▶ **WRITTEN PROBLEM**
Produce the listing below again, exactly as shown.
# Start of DATA FOR THIS EXERCISE
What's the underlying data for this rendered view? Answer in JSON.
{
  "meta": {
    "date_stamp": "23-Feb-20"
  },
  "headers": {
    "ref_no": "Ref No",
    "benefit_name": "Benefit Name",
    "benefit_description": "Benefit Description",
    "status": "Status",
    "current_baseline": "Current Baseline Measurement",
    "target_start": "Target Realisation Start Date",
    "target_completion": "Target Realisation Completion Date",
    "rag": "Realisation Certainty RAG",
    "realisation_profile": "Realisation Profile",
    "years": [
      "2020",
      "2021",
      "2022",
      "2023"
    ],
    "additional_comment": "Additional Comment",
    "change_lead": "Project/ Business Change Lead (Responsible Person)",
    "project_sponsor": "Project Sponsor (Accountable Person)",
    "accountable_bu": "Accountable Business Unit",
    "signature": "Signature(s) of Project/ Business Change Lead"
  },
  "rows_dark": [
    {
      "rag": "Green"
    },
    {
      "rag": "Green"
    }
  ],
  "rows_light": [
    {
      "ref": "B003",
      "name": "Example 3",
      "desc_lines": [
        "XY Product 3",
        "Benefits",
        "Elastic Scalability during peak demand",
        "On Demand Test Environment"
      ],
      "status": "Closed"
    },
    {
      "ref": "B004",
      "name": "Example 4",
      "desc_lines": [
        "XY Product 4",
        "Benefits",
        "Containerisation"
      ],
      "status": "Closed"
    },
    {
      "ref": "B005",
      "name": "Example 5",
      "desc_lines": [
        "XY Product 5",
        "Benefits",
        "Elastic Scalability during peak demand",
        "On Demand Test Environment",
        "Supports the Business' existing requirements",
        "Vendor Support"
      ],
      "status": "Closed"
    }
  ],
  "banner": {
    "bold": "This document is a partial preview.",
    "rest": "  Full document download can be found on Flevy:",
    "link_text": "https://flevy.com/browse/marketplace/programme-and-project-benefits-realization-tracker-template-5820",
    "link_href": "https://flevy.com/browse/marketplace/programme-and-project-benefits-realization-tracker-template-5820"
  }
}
# End of DATA FOR THIS EXERCISE
▶ **SOLUTION FOR THIS TASK**
What's the underlying data for this rendered view? Answer in JSON.
{
  "meta": {
    "date_stamp": "23-Feb-20"
  },
  "headers": {
    "ref_no": "Ref No",
    "benefit_name": "Benefit Name",
    "benefit_description": "Benefit Description",
    "status": "Status",
    "current_baseline": "Current Baseline Measurement",
    "target_start": "Target Realisation Start Date",
    "target_completion": "Target Realisation Completion Date",
    "rag": "Realisation Certainty RAG",
    "realisation_profile": "Realisation Profile",
    "years": [
      "2020",
      "2021",
      "2022",
      "2023"
    ],
    "additional_comment": "Additional Comment",
    "change_lead": "Project/ Business Change Lead (Responsible Person)",
    "project_sponsor": "Project Sponsor (Accountable Person)",
    "accountable_bu": "Accountable Business Unit",
    "signature": "Signature(s) of Project/ Business Change Lead"
  },
  "rows_dark": [
    {
      "rag": "Green"
    },
    {
      "rag": "Green"
    }
  ],
  "rows_light": [
    {
      "ref": "B003",
      "name": "Example 3",
      "desc_lines": [
        "XY Product 3",
        "Benefits",
        "Elastic Scalability during peak demand",
        "On Demand Test Environment"
      ],
      "status": "Closed"
    },
    {
      "ref": "B004",
      "name": "Example 4",
      "desc_lines": [
        "XY Product 4",
        "Benefits",
        "Containerisation"
      ],
      "status": "Closed"
    },
    {
      "ref": "B005",
      "name": "Example 5",
      "desc_lines": [
        "XY Product 5",
        "Benefits",
        "Elastic Scalability during peak demand",
        "On Demand Test Environment",
        "Supports the Business' existing requirements",
        "Vendor Support"
      ],
      "status": "Closed"
    }
  ],
  "banner": {
    "bold": "This document is a partial preview.",
    "rest": "  Full document download can be found on Flevy:",
    "link_text": "https://flevy.com/browse/marketplace/programme-and-project-benefits-realization-tracker-template-5820",
    "link_href": "https://flevy.com/browse/marketplace/programme-and-project-benefits-realization-tracker-template-5820"
  }
}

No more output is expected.